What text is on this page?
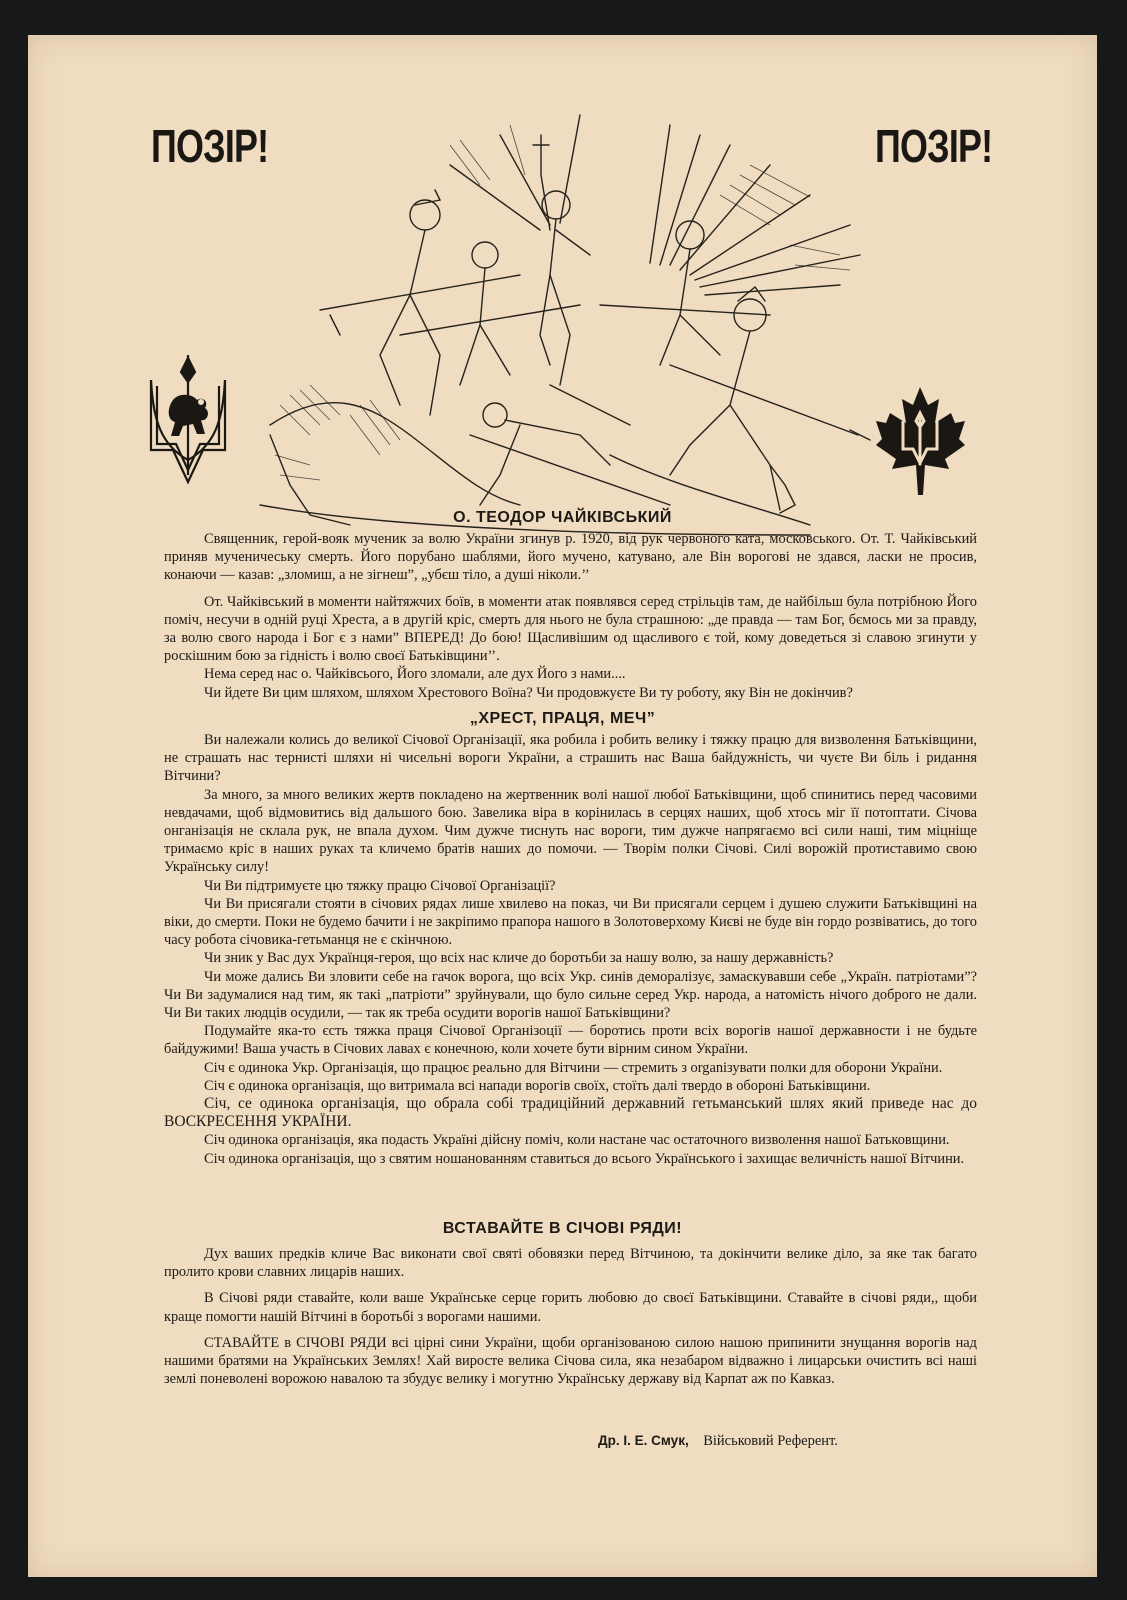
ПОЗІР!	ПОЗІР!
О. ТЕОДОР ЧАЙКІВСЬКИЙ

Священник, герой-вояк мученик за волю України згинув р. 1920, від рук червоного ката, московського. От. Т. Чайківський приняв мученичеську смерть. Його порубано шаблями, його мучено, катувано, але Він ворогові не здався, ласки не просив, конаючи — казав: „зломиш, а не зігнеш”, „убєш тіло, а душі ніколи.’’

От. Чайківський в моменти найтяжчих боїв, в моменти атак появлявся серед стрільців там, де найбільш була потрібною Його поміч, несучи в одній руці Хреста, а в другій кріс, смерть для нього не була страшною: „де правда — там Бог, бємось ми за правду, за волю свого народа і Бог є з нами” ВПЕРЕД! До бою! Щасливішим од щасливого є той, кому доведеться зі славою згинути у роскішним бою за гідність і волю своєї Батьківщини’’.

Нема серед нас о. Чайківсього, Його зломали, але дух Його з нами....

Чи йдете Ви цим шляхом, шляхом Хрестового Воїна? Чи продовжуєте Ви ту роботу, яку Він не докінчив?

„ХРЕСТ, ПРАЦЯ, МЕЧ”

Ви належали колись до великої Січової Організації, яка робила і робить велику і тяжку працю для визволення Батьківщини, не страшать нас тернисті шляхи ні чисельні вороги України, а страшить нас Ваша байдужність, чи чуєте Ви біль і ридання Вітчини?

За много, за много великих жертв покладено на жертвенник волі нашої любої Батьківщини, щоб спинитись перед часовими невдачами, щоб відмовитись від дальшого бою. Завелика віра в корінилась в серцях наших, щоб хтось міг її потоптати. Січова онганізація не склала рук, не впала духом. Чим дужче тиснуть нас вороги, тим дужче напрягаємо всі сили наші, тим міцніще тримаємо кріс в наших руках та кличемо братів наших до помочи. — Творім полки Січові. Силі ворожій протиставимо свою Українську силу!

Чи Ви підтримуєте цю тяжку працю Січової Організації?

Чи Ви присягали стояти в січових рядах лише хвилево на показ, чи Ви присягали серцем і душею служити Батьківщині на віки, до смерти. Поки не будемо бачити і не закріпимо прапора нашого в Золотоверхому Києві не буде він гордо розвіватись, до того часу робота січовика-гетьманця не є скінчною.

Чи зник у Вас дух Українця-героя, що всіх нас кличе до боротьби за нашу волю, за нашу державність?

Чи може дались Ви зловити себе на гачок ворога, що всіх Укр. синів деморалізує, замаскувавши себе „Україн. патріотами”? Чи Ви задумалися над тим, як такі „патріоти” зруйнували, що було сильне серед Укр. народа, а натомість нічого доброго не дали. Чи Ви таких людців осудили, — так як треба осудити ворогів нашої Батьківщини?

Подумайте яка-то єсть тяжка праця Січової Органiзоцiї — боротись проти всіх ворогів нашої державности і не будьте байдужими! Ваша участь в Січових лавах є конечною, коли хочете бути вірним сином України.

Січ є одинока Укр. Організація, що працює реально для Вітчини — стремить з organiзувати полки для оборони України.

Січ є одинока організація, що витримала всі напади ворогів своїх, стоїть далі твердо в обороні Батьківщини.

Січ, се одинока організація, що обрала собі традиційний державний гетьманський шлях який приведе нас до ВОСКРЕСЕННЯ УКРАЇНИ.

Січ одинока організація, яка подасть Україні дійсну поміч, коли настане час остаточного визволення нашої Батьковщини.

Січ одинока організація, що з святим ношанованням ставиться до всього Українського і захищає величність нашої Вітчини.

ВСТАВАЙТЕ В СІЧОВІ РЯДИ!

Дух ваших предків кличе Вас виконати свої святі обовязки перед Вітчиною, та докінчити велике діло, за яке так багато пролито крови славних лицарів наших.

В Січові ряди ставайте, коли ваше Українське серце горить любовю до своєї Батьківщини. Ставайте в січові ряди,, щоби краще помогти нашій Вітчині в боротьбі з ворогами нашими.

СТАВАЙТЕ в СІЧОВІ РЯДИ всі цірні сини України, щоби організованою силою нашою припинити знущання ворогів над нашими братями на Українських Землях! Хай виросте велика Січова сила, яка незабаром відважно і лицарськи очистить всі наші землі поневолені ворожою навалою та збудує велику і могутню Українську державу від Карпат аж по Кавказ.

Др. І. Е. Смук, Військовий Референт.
════════════════════
## Given exercise
Repeat the records word for word. Any picture in them should be left out.

## Solved exercise
What text is on this page?
ПОЗІР!	ПОЗІР!
О. ТЕОДОР ЧАЙКІВСЬКИЙ

Священник, герой-вояк мученик за волю України згинув р. 1920, від рук червоного ката, московського. От. Т. Чайківський приняв мученичеську смерть. Його порубано шаблями, його мучено, катувано, але Він ворогові не здався, ласки не просив, конаючи — казав: „зломиш, а не зігнеш”, „убєш тіло, а душі ніколи.’’

От. Чайківський в моменти найтяжчих боїв, в моменти атак появлявся серед стрільців там, де найбільш була потрібною Його поміч, несучи в одній руці Хреста, а в другій кріс, смерть для нього не була страшною: „де правда — там Бог, бємось ми за правду, за волю свого народа і Бог є з нами” ВПЕРЕД! До бою! Щасливішим од щасливого є той, кому доведеться зі славою згинути у роскішним бою за гідність і волю своєї Батьківщини’’.

Нема серед нас о. Чайківсього, Його зломали, але дух Його з нами....

Чи йдете Ви цим шляхом, шляхом Хрестового Воїна? Чи продовжуєте Ви ту роботу, яку Він не докінчив?

„ХРЕСТ, ПРАЦЯ, МЕЧ”

Ви належали колись до великої Січової Організації, яка робила і робить велику і тяжку працю для визволення Батьківщини, не страшать нас тернисті шляхи ні чисельні вороги України, а страшить нас Ваша байдужність, чи чуєте Ви біль і ридання Вітчини?

За много, за много великих жертв покладено на жертвенник волі нашої любої Батьківщини, щоб спинитись перед часовими невдачами, щоб відмовитись від дальшого бою. Завелика віра в корінилась в серцях наших, щоб хтось міг її потоптати. Січова онганізація не склала рук, не впала духом. Чим дужче тиснуть нас вороги, тим дужче напрягаємо всі сили наші, тим міцніще тримаємо кріс в наших руках та кличемо братів наших до помочи. — Творім полки Січові. Силі ворожій протиставимо свою Українську силу!

Чи Ви підтримуєте цю тяжку працю Січової Організації?

Чи Ви присягали стояти в січових рядах лише хвилево на показ, чи Ви присягали серцем і душею служити Батьківщині на віки, до смерти. Поки не будемо бачити і не закріпимо прапора нашого в Золотоверхому Києві не буде він гордо розвіватись, до того часу робота січовика-гетьманця не є скінчною.

Чи зник у Вас дух Українця-героя, що всіх нас кличе до боротьби за нашу волю, за нашу державність?

Чи може дались Ви зловити себе на гачок ворога, що всіх Укр. синів деморалізує, замаскувавши себе „Україн. патріотами”? Чи Ви задумалися над тим, як такі „патріоти” зруйнували, що було сильне серед Укр. народа, а натомість нічого доброго не дали. Чи Ви таких людців осудили, — так як треба осудити ворогів нашої Батьківщини?

Подумайте яка-то єсть тяжка праця Січової Органiзоцiї — боротись проти всіх ворогів нашої державности і не будьте байдужими! Ваша участь в Січових лавах є конечною, коли хочете бути вірним сином України.

Січ є одинока Укр. Організація, що працює реально для Вітчини — стремить з organiзувати полки для оборони України.

Січ є одинока організація, що витримала всі напади ворогів своїх, стоїть далі твердо в обороні Батьківщини.

Січ, се одинока організація, що обрала собі традиційний державний гетьманський шлях який приведе нас до ВОСКРЕСЕННЯ УКРАЇНИ.

Січ одинока організація, яка подасть Україні дійсну поміч, коли настане час остаточного визволення нашої Батьковщини.

Січ одинока організація, що з святим ношанованням ставиться до всього Українського і захищає величність нашої Вітчини.

ВСТАВАЙТЕ В СІЧОВІ РЯДИ!

Дух ваших предків кличе Вас виконати свої святі обовязки перед Вітчиною, та докінчити велике діло, за яке так багато пролито крови славних лицарів наших.

В Січові ряди ставайте, коли ваше Українське серце горить любовю до своєї Батьківщини. Ставайте в січові ряди,, щоби краще помогти нашій Вітчині в боротьбі з ворогами нашими.

СТАВАЙТЕ в СІЧОВІ РЯДИ всі цірні сини України, щоби організованою силою нашою припинити знущання ворогів над нашими братями на Українських Землях! Хай виросте велика Січова сила, яка незабаром відважно і лицарськи очистить всі наші землі поневолені ворожою навалою та збудує велику і могутню Українську державу від Карпат аж по Кавказ.

Др. І. Е. Смук, Військовий Референт.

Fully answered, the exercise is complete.